» WRITTEN TASK
Filter the records below down to lines containing "нейтралью".

» PROVIDED RECORDS
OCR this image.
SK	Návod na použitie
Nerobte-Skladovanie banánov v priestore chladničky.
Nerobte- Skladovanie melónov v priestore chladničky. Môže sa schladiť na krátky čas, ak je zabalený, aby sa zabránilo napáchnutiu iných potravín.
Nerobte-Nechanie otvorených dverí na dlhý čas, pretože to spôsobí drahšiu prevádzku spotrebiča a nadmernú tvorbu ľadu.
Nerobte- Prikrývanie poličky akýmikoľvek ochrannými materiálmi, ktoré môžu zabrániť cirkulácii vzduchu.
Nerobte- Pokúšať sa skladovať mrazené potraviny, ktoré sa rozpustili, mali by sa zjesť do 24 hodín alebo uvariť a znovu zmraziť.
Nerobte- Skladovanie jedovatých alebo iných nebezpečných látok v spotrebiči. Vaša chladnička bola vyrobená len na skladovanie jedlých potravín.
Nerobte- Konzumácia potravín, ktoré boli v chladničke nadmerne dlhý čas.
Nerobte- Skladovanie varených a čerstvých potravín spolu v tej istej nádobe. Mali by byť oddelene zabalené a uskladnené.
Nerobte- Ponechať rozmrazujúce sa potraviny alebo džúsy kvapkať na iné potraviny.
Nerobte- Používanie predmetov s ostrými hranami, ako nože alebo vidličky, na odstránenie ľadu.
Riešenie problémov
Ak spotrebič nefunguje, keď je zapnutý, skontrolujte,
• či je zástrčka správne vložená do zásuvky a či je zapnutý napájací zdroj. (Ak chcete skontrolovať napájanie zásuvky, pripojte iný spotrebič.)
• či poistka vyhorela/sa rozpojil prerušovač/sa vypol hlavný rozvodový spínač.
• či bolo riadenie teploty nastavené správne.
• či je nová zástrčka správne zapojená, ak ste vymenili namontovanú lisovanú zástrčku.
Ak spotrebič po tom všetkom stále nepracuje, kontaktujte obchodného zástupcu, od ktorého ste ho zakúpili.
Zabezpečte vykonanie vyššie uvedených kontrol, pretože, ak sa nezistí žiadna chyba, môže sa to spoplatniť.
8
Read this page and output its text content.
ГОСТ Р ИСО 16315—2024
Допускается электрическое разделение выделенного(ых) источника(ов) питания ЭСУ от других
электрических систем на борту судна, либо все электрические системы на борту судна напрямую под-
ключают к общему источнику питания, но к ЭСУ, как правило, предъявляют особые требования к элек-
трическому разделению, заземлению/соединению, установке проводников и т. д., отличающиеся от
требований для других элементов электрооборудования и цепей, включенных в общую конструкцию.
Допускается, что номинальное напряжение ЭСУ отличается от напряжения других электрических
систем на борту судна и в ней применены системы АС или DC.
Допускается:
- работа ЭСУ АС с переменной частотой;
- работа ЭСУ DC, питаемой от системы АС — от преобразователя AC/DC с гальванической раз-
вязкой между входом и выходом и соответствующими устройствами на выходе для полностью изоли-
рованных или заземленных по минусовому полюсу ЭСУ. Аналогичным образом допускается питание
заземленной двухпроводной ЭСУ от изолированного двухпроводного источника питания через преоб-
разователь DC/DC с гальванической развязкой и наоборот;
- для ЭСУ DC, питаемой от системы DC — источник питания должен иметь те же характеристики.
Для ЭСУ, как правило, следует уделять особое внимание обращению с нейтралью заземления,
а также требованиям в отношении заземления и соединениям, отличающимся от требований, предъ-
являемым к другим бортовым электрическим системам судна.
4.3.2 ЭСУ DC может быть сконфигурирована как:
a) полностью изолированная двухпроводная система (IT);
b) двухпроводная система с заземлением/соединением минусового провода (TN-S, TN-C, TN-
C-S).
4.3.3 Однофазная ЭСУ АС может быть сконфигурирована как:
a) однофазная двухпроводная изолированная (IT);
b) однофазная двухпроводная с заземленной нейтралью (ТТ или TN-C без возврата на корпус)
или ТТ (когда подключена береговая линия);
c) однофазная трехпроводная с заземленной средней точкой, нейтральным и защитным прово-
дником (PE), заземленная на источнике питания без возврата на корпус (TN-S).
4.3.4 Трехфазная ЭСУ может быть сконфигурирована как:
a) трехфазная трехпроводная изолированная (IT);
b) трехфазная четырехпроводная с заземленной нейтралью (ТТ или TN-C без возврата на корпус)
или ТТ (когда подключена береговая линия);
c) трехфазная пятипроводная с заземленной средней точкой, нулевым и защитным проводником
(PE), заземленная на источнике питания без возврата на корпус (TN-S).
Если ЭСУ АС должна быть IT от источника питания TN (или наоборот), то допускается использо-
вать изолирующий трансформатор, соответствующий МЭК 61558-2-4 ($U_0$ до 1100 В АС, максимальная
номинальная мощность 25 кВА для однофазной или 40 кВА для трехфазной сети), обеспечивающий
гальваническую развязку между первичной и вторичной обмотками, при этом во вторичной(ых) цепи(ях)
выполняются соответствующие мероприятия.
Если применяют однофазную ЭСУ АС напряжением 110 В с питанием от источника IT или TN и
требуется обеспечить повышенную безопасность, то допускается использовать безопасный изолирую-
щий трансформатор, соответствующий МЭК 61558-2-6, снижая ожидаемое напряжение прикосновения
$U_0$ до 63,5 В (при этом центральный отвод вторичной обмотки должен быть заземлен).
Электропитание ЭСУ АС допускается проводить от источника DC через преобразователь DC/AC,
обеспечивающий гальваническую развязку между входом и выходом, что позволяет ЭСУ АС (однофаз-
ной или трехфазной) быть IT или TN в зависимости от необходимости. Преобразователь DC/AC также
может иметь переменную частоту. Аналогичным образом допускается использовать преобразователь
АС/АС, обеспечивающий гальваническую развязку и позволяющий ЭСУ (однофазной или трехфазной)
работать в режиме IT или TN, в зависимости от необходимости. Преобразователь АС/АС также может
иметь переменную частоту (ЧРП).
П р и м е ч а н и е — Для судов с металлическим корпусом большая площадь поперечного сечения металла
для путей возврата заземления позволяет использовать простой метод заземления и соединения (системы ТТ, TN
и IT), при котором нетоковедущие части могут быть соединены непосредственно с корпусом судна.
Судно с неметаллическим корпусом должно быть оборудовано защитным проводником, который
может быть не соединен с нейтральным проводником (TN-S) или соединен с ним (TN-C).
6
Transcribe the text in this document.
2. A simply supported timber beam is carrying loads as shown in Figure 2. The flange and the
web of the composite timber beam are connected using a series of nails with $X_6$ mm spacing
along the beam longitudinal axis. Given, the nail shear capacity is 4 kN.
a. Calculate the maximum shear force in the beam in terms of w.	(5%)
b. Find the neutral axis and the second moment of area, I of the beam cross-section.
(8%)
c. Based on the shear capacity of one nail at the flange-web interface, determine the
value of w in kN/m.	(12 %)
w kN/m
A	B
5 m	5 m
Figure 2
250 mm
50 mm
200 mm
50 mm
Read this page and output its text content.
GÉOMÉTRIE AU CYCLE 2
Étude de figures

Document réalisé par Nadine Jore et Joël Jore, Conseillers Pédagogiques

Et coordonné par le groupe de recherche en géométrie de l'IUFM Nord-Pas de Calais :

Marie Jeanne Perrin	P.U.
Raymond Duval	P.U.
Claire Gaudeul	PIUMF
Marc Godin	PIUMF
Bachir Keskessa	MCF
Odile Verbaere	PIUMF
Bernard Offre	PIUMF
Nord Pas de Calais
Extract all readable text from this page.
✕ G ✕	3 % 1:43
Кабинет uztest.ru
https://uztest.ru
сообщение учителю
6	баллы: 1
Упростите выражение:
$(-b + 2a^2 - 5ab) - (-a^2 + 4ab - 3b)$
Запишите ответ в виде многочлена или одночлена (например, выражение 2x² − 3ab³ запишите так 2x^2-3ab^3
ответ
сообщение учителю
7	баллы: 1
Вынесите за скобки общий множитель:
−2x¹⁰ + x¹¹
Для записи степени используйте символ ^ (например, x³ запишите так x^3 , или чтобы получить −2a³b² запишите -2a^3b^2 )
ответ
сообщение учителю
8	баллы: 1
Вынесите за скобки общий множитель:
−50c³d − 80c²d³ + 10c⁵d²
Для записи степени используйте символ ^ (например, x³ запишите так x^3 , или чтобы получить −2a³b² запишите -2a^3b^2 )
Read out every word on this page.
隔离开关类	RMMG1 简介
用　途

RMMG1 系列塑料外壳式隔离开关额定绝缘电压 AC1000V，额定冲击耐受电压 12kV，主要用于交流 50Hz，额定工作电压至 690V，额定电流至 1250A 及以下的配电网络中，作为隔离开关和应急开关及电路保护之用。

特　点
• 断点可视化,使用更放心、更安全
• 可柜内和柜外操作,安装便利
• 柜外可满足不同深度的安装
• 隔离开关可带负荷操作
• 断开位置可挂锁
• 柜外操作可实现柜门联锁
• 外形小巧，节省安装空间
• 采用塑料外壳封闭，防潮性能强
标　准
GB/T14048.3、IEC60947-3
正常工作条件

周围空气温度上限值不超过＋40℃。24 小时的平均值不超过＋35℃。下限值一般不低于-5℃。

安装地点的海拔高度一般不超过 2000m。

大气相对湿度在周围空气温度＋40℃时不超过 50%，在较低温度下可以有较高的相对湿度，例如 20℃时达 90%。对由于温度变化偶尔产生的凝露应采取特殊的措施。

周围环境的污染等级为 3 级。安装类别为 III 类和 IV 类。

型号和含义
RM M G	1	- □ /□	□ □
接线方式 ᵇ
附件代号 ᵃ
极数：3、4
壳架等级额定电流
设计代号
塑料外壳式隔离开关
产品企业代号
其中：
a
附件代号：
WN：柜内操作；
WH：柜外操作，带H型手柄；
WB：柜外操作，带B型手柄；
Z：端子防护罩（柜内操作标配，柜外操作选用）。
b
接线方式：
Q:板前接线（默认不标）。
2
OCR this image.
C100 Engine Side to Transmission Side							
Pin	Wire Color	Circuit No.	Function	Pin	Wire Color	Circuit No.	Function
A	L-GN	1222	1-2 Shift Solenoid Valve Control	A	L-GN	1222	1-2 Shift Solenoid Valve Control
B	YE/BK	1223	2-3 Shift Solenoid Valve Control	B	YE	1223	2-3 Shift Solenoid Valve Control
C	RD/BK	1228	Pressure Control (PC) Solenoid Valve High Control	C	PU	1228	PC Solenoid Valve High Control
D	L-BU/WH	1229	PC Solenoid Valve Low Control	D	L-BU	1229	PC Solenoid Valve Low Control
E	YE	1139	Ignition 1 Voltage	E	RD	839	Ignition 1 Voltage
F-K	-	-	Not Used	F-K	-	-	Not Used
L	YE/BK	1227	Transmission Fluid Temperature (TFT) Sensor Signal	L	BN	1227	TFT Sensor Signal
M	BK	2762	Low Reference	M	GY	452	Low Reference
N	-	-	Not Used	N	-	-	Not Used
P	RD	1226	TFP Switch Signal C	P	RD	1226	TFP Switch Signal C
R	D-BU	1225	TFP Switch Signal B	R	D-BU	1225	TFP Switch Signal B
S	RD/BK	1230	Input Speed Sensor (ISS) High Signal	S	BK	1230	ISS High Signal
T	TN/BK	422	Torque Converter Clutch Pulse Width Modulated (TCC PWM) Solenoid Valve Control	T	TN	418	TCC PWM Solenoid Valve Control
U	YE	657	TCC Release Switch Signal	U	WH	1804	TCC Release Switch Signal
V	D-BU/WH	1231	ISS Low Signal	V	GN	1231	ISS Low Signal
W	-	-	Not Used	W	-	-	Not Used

» CORRECT ANSWER
Для ЭСУ, как правило, следует уделять особое внимание обращению с нейтралью заземления,
b) однофазная двухпроводная с заземленной нейтралью (ТТ или TN-C без возврата на корпус)
b) трехфазная четырехпроводная с заземленной нейтралью (ТТ или TN-C без возврата на корпус)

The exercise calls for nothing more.